What is asked |
Identify each line containing the word "técnico" and copy it.

# Records for processing start

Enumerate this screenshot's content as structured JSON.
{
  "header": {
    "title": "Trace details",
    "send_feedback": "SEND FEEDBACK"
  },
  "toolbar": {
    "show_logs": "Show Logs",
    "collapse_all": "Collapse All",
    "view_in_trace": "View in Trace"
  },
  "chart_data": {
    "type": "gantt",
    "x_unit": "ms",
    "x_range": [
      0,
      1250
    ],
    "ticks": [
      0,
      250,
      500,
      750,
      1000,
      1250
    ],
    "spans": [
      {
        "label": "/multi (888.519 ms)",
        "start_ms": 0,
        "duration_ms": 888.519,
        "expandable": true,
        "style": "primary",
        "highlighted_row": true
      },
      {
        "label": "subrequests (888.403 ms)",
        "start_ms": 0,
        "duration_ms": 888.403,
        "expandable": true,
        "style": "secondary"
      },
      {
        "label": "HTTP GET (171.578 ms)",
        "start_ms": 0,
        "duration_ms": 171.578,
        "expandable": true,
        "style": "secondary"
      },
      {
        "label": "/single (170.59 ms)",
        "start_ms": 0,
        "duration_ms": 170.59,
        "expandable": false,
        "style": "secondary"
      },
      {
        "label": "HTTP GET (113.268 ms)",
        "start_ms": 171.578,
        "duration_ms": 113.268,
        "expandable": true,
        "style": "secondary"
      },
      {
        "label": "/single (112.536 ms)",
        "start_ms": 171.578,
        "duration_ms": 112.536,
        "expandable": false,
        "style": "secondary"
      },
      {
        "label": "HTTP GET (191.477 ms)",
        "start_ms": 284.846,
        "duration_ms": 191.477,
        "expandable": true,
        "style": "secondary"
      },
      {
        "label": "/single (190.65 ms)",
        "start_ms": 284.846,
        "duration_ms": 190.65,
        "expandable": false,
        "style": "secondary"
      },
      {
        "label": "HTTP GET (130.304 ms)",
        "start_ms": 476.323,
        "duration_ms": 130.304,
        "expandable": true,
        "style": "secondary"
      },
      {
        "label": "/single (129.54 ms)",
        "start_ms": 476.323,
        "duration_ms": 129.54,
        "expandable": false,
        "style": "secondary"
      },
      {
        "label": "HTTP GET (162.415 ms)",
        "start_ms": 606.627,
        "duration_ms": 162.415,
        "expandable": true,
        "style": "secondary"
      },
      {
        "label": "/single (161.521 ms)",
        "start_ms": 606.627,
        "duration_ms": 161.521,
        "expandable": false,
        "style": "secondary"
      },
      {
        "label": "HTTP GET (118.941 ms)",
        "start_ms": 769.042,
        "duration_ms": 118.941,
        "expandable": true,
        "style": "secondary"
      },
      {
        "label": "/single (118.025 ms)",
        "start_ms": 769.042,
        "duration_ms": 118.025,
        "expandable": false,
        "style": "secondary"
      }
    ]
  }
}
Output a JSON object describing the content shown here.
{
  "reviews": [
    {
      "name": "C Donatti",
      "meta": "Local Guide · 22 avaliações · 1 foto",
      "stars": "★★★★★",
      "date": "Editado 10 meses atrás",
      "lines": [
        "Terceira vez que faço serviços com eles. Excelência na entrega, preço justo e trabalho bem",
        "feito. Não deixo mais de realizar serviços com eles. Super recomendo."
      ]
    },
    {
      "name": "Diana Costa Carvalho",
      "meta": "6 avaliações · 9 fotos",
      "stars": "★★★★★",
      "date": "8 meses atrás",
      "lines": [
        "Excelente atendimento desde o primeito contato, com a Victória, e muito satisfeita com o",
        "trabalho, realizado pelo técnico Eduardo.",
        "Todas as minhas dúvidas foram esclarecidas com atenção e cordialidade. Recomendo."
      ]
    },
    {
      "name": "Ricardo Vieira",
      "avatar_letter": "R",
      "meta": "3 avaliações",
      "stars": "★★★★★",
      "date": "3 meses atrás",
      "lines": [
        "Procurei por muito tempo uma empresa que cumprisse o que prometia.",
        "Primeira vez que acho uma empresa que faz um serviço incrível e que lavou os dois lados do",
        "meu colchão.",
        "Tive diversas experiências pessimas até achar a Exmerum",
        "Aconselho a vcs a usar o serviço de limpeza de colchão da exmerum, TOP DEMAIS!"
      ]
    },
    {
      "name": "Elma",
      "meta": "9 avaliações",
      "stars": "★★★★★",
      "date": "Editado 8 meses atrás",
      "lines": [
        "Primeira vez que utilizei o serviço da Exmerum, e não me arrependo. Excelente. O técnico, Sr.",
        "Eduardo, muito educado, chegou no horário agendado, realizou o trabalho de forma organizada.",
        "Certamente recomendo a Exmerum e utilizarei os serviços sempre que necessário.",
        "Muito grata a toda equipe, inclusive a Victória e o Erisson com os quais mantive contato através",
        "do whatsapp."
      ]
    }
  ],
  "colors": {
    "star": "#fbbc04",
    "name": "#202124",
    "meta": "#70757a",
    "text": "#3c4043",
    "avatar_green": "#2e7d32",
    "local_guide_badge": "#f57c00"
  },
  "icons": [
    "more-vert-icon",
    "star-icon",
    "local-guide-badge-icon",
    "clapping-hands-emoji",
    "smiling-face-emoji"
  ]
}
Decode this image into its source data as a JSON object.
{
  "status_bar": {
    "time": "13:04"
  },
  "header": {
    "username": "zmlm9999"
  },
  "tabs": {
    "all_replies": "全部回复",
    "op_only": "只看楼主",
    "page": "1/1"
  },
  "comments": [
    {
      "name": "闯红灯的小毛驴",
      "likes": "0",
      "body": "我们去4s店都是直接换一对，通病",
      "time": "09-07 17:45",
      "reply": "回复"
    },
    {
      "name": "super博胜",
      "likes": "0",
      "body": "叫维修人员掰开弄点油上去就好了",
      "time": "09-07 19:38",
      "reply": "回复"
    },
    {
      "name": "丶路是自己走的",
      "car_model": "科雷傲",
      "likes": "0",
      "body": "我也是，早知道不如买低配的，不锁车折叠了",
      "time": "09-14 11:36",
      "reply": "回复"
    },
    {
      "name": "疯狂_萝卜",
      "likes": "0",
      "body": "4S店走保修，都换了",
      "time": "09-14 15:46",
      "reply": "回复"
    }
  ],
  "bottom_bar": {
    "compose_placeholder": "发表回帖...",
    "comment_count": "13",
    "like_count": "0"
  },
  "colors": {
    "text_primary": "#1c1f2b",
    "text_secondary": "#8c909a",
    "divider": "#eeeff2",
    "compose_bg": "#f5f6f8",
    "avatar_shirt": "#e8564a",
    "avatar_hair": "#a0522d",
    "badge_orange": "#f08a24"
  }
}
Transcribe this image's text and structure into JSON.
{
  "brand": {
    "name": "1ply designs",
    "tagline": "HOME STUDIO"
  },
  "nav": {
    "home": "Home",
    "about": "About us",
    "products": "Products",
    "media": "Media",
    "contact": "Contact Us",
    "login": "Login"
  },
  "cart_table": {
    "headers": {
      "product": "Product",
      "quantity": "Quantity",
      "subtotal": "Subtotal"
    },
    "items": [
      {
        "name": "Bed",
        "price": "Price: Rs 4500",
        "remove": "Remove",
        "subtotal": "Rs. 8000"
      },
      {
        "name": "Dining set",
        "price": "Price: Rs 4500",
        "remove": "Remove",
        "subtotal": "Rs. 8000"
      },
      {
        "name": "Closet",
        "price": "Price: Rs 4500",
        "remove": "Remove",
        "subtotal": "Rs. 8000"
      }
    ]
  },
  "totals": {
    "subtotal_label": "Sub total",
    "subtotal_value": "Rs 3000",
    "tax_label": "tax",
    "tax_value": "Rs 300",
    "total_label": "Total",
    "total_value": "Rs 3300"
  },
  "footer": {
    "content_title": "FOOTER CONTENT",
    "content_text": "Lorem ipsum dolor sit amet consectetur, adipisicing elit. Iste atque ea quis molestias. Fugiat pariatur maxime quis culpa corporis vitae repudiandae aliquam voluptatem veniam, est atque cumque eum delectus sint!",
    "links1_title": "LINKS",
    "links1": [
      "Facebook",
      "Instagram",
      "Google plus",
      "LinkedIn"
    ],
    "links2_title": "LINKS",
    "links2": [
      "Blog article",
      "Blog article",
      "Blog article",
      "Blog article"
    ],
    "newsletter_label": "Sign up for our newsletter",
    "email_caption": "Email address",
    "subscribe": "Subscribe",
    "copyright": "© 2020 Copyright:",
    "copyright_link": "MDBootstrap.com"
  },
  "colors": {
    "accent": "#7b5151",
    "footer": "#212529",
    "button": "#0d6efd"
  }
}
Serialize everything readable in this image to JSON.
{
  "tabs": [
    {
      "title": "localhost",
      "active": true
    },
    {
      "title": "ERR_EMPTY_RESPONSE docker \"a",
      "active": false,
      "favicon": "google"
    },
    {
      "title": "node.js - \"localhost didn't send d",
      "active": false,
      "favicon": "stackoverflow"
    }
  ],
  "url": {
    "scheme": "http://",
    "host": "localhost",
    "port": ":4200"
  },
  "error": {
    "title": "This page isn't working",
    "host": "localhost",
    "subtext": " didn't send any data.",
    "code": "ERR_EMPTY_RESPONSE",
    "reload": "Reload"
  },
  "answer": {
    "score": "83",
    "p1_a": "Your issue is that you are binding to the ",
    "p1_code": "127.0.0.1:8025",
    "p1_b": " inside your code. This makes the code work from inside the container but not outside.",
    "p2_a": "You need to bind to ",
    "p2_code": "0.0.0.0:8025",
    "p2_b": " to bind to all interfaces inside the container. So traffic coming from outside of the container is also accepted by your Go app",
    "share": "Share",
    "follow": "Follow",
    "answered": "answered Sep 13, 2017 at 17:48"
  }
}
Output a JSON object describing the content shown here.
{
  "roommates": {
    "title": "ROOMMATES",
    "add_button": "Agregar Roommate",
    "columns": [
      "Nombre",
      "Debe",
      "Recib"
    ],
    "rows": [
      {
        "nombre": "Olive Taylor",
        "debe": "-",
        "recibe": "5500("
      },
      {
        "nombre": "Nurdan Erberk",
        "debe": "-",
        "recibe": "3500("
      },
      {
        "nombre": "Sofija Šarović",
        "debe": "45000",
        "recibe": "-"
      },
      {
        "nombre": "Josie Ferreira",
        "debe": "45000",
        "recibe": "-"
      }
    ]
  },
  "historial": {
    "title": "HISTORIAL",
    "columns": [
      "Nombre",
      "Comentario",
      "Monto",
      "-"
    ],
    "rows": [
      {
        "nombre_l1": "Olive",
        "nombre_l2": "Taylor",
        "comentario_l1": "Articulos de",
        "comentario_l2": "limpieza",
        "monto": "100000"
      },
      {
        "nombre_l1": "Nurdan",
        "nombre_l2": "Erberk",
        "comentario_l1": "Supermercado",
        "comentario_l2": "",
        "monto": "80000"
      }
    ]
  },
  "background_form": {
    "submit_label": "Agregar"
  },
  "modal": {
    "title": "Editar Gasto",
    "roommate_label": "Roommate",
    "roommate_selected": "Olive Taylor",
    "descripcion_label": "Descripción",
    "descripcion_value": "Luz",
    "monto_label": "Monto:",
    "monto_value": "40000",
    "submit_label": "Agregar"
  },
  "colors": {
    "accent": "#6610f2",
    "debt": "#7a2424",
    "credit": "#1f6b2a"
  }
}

# Records for processing end

Problem solution |
        "trabalho, realizado pelo técnico Eduardo.",
        "Primeira vez que utilizei o serviço da Exmerum, e não me arrependo. Excelente. O técnico, Sr.",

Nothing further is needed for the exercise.